What the task requires: Please list all lines of the material below in which the string "WACCM" occurs.

Records provided:
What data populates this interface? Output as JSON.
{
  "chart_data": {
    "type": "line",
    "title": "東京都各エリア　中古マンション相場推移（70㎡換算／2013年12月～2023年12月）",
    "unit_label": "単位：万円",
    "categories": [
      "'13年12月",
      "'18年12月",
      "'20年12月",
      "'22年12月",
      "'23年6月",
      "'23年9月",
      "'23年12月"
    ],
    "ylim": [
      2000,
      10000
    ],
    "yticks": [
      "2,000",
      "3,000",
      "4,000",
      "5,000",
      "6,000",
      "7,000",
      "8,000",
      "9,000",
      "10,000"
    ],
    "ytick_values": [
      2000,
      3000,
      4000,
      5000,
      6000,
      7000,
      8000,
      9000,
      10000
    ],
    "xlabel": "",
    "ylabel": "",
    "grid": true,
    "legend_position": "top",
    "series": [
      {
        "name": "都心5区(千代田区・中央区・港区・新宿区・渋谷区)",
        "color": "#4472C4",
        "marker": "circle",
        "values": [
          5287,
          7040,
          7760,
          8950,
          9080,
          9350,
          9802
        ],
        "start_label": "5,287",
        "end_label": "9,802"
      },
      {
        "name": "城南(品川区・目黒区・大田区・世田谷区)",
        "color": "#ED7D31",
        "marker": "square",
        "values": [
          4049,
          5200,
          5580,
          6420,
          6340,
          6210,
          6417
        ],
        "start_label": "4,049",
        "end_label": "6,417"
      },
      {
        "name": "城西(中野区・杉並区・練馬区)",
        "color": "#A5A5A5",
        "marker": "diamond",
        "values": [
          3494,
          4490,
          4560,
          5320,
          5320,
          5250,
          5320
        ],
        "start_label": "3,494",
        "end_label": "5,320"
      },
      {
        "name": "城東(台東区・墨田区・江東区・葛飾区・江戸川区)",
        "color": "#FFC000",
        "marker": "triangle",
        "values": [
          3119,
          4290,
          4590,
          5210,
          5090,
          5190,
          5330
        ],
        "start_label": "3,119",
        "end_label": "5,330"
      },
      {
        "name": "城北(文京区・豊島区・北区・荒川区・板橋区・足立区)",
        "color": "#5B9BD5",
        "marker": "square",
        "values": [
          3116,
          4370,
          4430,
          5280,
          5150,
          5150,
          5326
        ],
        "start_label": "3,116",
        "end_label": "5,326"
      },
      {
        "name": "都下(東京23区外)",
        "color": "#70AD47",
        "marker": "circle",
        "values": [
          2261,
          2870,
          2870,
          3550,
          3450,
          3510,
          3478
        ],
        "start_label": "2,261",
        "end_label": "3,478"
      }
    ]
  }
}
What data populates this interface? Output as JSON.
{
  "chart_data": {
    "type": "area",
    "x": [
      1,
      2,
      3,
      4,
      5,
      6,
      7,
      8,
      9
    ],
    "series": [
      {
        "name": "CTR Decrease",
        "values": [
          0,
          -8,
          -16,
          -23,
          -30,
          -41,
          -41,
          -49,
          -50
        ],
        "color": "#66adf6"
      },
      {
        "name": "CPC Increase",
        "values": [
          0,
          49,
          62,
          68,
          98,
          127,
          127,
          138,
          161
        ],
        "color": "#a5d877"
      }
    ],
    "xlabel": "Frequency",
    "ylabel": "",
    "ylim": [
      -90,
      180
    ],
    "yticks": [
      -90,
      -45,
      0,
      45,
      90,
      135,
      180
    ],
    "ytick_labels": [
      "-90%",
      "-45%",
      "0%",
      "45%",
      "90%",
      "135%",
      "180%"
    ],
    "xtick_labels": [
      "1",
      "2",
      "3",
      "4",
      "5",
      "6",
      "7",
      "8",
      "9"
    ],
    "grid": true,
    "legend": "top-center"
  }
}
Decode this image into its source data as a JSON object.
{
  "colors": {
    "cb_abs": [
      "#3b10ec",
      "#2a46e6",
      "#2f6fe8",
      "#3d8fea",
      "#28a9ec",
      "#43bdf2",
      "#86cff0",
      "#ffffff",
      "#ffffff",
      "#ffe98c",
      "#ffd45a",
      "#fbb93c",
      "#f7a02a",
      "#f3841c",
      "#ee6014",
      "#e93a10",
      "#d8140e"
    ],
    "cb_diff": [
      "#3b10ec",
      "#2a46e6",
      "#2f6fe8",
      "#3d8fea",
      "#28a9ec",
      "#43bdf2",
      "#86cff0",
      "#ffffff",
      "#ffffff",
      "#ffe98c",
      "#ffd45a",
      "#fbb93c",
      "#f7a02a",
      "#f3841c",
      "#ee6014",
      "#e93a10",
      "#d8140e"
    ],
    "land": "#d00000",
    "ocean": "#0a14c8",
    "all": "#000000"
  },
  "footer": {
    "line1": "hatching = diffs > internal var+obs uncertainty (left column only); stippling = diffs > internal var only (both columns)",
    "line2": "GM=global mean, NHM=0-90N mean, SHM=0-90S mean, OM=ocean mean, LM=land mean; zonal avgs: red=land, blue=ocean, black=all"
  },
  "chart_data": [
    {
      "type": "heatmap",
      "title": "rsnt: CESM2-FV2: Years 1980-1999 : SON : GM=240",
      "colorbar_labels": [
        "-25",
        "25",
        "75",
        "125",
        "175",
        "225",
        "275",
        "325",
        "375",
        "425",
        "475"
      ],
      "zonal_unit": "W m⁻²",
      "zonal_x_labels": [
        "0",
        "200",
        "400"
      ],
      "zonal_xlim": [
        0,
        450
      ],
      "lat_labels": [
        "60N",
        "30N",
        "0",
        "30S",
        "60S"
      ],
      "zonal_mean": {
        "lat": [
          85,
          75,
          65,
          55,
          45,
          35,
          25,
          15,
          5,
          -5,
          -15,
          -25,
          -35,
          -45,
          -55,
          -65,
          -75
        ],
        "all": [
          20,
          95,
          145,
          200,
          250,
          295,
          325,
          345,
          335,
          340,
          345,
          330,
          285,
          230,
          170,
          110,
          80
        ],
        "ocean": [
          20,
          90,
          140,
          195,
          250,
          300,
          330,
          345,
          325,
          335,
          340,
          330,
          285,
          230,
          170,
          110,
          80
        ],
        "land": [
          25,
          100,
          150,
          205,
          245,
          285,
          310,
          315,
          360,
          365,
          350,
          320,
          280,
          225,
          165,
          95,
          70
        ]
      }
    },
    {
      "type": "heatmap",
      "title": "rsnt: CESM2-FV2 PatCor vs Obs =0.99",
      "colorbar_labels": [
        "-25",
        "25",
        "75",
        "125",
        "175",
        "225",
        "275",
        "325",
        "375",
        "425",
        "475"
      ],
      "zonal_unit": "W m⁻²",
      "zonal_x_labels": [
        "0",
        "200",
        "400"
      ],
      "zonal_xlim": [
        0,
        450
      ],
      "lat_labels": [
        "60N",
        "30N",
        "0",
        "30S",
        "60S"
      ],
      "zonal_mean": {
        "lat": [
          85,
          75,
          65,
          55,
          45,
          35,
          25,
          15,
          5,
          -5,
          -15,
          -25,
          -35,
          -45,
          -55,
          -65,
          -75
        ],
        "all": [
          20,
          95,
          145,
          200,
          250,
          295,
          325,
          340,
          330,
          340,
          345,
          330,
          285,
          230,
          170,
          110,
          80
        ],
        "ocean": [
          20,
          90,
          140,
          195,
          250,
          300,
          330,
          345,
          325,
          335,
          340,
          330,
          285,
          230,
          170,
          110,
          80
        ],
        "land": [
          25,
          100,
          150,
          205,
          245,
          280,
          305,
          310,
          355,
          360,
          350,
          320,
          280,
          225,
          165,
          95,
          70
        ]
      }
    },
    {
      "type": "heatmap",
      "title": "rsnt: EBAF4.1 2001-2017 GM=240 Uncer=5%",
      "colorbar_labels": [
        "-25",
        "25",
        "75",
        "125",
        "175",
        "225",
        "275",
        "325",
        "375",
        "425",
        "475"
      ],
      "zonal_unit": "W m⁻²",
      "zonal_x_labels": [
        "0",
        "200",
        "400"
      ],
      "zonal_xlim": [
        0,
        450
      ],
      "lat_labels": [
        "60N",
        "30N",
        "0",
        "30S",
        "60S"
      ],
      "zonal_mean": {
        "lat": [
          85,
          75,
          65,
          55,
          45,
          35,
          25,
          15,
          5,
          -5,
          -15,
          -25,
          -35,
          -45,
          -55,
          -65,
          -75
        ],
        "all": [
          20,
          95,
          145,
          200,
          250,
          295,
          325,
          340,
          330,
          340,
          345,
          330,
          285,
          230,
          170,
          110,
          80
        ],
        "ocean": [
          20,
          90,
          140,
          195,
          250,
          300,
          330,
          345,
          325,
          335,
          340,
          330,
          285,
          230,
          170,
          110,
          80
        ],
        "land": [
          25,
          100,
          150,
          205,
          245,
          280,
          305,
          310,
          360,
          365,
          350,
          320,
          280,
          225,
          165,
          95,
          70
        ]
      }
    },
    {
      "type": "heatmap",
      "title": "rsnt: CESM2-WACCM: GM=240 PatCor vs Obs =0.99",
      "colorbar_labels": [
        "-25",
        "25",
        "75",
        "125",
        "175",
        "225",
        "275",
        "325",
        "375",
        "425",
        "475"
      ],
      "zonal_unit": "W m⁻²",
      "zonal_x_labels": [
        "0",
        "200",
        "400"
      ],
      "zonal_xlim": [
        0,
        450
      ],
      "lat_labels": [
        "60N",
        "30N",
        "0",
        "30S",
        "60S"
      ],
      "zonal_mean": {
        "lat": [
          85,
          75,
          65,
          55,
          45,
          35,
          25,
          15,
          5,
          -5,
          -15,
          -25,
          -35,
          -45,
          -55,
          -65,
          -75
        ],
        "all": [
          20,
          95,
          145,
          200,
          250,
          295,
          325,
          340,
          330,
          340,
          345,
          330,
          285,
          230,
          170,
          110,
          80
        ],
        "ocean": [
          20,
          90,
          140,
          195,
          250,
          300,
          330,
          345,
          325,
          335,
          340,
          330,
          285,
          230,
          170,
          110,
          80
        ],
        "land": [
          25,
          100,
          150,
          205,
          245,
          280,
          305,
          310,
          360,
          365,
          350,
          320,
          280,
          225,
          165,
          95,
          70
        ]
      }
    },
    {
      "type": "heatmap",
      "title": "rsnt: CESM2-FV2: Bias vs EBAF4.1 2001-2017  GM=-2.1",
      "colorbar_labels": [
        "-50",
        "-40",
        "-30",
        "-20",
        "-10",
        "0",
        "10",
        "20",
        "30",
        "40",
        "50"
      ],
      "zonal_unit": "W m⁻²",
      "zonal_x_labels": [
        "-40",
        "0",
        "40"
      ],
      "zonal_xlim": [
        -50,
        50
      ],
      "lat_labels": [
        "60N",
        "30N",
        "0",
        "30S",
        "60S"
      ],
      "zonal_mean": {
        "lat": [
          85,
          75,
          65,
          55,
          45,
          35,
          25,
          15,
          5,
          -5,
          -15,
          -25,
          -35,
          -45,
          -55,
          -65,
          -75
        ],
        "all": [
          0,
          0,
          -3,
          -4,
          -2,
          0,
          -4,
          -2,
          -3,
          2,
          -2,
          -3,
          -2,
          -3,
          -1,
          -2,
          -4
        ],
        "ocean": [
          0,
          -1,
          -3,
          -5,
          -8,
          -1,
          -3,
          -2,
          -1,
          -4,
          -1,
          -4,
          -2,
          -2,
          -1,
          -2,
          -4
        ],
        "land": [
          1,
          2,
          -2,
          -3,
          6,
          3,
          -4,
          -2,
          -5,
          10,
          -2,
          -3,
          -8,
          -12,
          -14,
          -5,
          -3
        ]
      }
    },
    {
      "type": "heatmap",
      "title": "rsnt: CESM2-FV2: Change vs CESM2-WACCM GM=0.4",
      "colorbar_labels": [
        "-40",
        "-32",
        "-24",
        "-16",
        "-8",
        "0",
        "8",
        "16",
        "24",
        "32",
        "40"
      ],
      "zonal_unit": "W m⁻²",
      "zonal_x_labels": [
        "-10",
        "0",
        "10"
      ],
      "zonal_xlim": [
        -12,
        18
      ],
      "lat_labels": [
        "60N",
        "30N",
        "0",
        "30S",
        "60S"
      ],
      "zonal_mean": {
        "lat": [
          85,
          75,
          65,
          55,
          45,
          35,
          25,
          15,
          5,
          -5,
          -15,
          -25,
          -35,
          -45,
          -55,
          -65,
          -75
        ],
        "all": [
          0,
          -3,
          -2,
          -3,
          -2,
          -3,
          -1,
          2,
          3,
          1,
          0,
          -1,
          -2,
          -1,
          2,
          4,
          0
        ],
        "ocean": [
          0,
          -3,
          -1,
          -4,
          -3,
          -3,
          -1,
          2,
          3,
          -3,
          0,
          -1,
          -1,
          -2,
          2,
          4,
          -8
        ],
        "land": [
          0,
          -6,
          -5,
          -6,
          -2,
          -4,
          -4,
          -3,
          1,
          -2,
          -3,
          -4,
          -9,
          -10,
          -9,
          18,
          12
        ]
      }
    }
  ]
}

Written solution:
      "title": "rsnt: CESM2-WACCM: GM=240 PatCor vs Obs =0.99",
      "title": "rsnt: CESM2-FV2: Change vs CESM2-WACCM GM=0.4",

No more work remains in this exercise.